SHORT PROBLEM:
Copy each line of the records that holds the string "screenshot".

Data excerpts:

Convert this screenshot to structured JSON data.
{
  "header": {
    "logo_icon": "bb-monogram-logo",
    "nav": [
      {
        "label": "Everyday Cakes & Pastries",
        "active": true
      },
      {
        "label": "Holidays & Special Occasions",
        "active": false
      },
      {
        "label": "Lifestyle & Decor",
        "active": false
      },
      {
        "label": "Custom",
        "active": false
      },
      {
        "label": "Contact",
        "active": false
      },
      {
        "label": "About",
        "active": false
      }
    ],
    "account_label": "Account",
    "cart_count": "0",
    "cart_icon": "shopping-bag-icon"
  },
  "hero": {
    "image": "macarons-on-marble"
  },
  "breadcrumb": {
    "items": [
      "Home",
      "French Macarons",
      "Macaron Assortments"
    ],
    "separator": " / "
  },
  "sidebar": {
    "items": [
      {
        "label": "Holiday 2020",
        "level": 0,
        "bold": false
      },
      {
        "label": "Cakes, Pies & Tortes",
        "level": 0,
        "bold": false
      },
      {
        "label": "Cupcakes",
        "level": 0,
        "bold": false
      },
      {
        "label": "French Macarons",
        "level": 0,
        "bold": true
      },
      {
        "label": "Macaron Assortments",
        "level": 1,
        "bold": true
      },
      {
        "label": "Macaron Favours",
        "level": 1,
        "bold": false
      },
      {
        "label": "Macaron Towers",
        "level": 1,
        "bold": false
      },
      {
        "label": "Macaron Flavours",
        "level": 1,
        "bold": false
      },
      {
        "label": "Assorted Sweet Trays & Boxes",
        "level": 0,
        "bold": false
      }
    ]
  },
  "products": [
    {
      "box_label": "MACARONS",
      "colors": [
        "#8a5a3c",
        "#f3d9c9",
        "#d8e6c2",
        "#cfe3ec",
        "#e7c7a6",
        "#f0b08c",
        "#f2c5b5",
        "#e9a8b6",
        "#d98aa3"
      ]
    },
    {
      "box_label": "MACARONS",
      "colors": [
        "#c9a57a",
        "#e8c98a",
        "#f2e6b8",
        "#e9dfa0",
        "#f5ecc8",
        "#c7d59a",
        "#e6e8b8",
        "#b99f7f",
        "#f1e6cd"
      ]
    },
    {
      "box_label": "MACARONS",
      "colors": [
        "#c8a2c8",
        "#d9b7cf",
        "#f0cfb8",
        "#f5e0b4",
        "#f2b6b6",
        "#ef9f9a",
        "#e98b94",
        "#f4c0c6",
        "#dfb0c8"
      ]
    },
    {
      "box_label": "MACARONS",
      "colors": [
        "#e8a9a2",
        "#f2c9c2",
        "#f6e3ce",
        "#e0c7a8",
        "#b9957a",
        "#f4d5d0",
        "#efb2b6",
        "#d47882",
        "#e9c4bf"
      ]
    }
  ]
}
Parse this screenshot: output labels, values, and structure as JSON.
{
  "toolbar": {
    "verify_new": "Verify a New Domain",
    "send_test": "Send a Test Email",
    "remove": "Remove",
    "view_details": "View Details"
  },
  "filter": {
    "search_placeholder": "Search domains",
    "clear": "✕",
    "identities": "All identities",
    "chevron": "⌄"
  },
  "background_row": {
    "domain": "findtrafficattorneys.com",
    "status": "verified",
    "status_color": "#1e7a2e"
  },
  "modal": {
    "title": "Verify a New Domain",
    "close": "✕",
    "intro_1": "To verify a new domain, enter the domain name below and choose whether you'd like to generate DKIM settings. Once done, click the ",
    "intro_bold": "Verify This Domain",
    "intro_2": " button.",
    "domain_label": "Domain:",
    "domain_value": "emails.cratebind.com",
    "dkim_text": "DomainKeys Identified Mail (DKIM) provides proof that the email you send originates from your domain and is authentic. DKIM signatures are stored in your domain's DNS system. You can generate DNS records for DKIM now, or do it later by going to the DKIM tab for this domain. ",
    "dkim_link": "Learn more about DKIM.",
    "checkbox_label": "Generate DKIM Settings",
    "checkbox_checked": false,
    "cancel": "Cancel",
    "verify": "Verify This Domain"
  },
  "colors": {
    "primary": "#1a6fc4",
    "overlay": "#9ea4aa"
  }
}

COMPLETED TASK:
Convert this screenshot to structured JSON data.
Parse this screenshot: output labels, values, and structure as JSON.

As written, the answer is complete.